→ STATED PROBLEM: Every line of the records below should be restated exactly.

• • • •

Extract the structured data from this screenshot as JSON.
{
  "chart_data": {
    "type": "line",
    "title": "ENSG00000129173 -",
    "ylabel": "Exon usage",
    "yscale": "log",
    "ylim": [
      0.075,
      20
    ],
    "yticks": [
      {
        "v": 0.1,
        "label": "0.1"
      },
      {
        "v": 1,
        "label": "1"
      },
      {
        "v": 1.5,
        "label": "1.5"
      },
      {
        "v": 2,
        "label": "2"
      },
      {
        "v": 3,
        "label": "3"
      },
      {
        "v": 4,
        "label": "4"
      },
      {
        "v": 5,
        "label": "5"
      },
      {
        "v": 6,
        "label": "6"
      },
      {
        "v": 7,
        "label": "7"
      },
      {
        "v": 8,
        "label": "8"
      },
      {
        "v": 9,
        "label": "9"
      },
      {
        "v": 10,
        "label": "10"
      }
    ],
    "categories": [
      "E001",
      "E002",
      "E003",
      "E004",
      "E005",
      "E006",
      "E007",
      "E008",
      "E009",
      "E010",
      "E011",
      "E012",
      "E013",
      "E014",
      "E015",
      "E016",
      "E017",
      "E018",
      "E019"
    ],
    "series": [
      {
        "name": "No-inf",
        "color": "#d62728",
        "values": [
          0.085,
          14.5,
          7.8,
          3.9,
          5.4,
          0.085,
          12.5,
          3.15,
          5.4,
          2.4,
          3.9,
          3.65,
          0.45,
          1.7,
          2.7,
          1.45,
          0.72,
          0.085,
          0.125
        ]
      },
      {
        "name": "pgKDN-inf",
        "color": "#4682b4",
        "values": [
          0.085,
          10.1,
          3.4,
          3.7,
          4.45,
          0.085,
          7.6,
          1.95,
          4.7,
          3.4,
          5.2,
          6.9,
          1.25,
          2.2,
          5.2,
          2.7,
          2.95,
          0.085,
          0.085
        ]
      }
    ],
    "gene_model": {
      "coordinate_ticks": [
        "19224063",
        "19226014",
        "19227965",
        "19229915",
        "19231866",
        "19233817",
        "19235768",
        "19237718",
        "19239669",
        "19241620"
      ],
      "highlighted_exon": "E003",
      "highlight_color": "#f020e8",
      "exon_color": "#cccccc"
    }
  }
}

• • • •

→ EXERCISE OUTPUT:
Extract the structured data from this screenshot as JSON.
{
  "chart_data": {
    "type": "line",
    "title": "ENSG00000129173 -",
    "ylabel": "Exon usage",
    "yscale": "log",
    "ylim": [
      0.075,
      20
    ],
    "yticks": [
      {
        "v": 0.1,
        "label": "0.1"
      },
      {
        "v": 1,
        "label": "1"
      },
      {
        "v": 1.5,
        "label": "1.5"
      },
      {
        "v": 2,
        "label": "2"
      },
      {
        "v": 3,
        "label": "3"
      },
      {
        "v": 4,
        "label": "4"
      },
      {
        "v": 5,
        "label": "5"
      },
      {
        "v": 6,
        "label": "6"
      },
      {
        "v": 7,
        "label": "7"
      },
      {
        "v": 8,
        "label": "8"
      },
      {
        "v": 9,
        "label": "9"
      },
      {
        "v": 10,
        "label": "10"
      }
    ],
    "categories": [
      "E001",
      "E002",
      "E003",
      "E004",
      "E005",
      "E006",
      "E007",
      "E008",
      "E009",
      "E010",
      "E011",
      "E012",
      "E013",
      "E014",
      "E015",
      "E016",
      "E017",
      "E018",
      "E019"
    ],
    "series": [
      {
        "name": "No-inf",
        "color": "#d62728",
        "values": [
          0.085,
          14.5,
          7.8,
          3.9,
          5.4,
          0.085,
          12.5,
          3.15,
          5.4,
          2.4,
          3.9,
          3.65,
          0.45,
          1.7,
          2.7,
          1.45,
          0.72,
          0.085,
          0.125
        ]
      },
      {
        "name": "pgKDN-inf",
        "color": "#4682b4",
        "values": [
          0.085,
          10.1,
          3.4,
          3.7,
          4.45,
          0.085,
          7.6,
          1.95,
          4.7,
          3.4,
          5.2,
          6.9,
          1.25,
          2.2,
          5.2,
          2.7,
          2.95,
          0.085,
          0.085
        ]
      }
    ],
    "gene_model": {
      "coordinate_ticks": [
        "19224063",
        "19226014",
        "19227965",
        "19229915",
        "19231866",
        "19233817",
        "19235768",
        "19237718",
        "19239669",
        "19241620"
      ],
      "highlighted_exon": "E003",
      "highlight_color": "#f020e8",
      "exon_color": "#cccccc"
    }
  }
}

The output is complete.